__Goal__
Filter the entries below to only the lines that contain the string "required", matching case exactly, and copy each of those lines.

Element location listings
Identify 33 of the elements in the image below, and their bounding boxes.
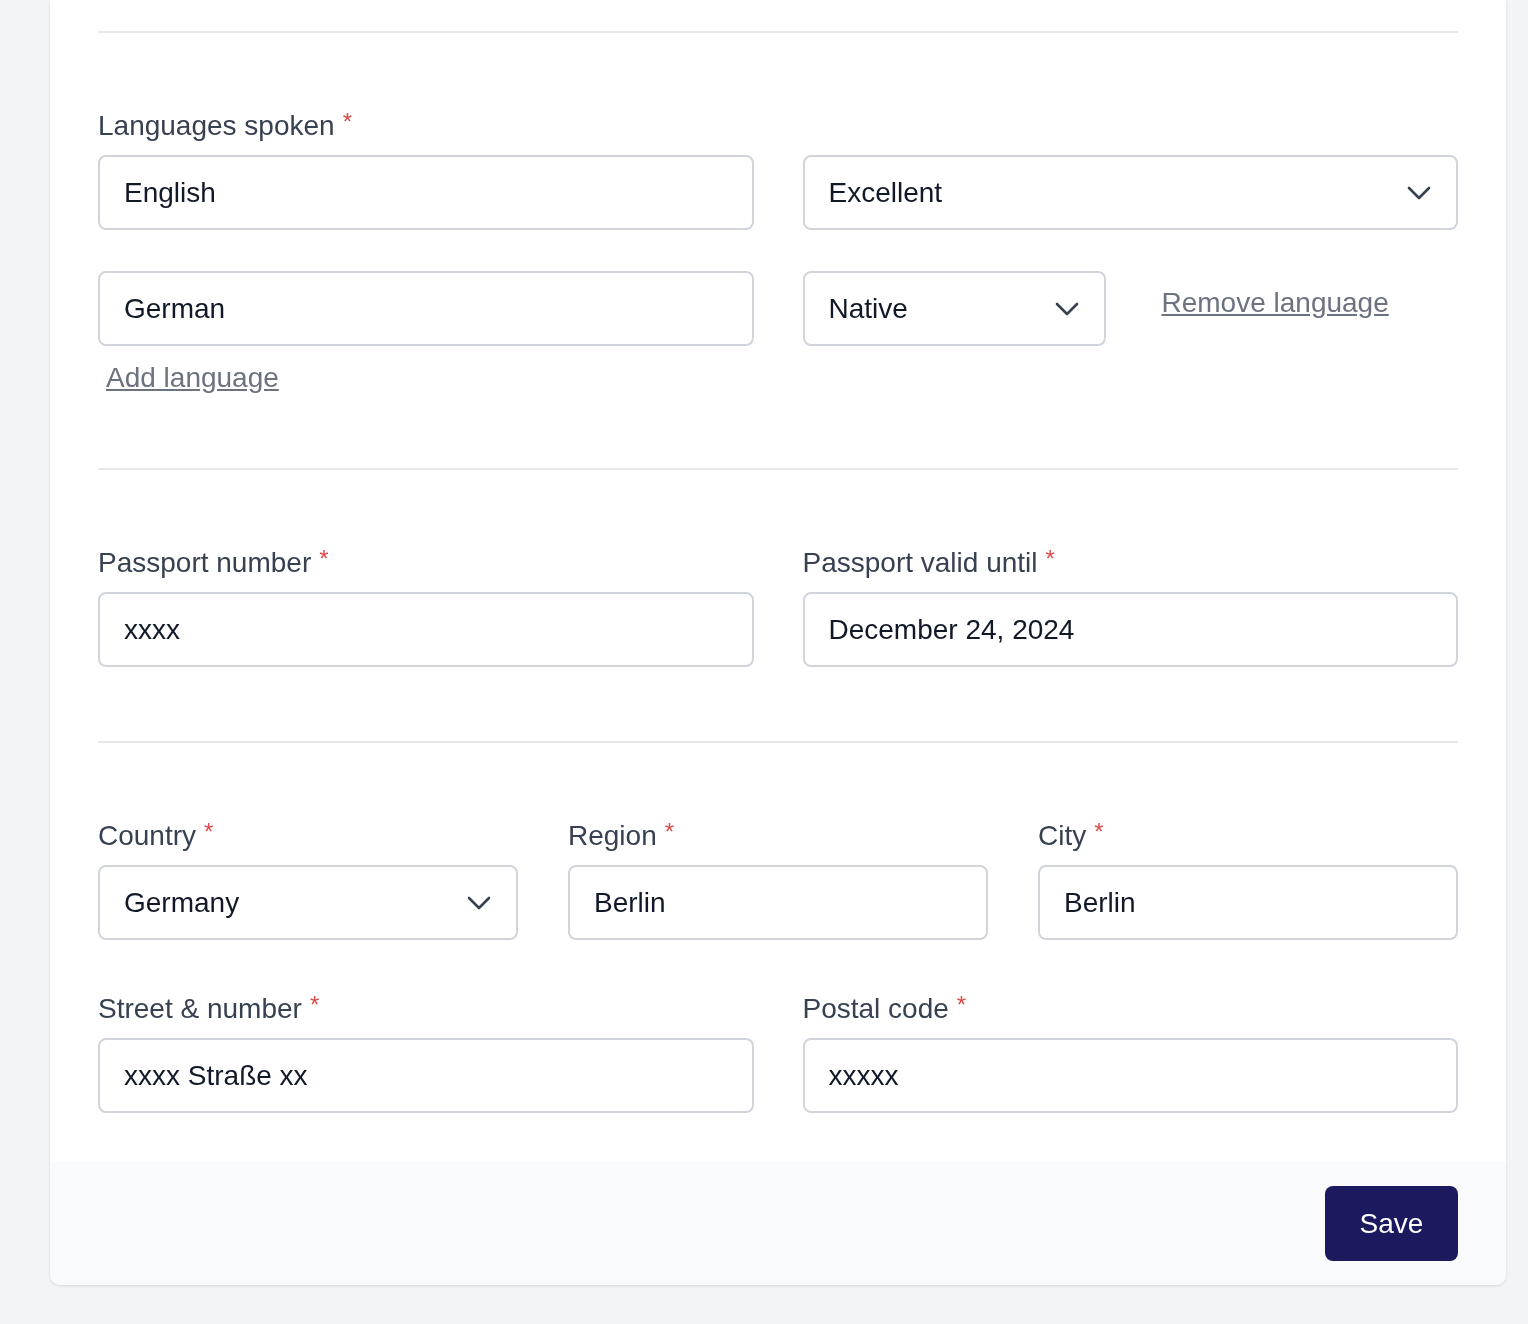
dropdown-field[interactable]: Excellent [802,155,1458,230]
input-field[interactable]: December 24, 2024 [802,592,1458,667]
chevron-down-icon [1053,300,1080,317]
required-mark: * [342,109,352,135]
field-label: Street & number [98,992,302,1026]
required-mark: * [204,819,214,845]
required-mark: * [1094,819,1104,845]
required-mark: * [1045,546,1055,572]
input-field[interactable]: English [98,155,754,230]
field-label: Country [98,819,197,853]
input-field[interactable]: Berlin [1038,865,1458,940]
input-field[interactable]: German [98,271,754,346]
required-mark: * [956,992,967,1018]
input-field[interactable]: xxxx [98,592,754,667]
field-label: City [1038,819,1087,853]
dropdown-field[interactable]: Germany [98,865,518,940]
input-field[interactable]: Berlin [568,865,988,940]
field-label: Region [568,819,657,853]
required-mark: * [319,546,329,572]
field-label: Passport valid until [802,546,1038,580]
field-label: Passport number [98,546,312,580]
save-button[interactable]: Save [1325,1186,1458,1261]
input-field[interactable]: xxxxx [802,1038,1458,1113]
field-label: Postal code [802,992,949,1026]
required-mark: * [664,819,675,845]
add-language-link[interactable]: Add language [106,362,279,394]
chevron-down-icon [1406,184,1432,201]
required-mark: * [309,992,320,1018]
remove-language-link[interactable]: Remove language [1161,287,1389,319]
dropdown-field[interactable]: Native [802,271,1106,346]
field-label: Languages spoken [98,109,335,143]
chevron-down-icon [466,894,492,911]
input-field[interactable]: xxxx Straße xx [98,1038,754,1113]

__Response to the exercise__
required-mark: * [342,109,352,135]
required-mark: * [204,819,214,845]
required-mark: * [1094,819,1104,845]
required-mark: * [1045,546,1055,572]
required-mark: * [956,992,967,1018]
required-mark: * [319,546,329,572]
required-mark: * [664,819,675,845]
required-mark: * [309,992,320,1018]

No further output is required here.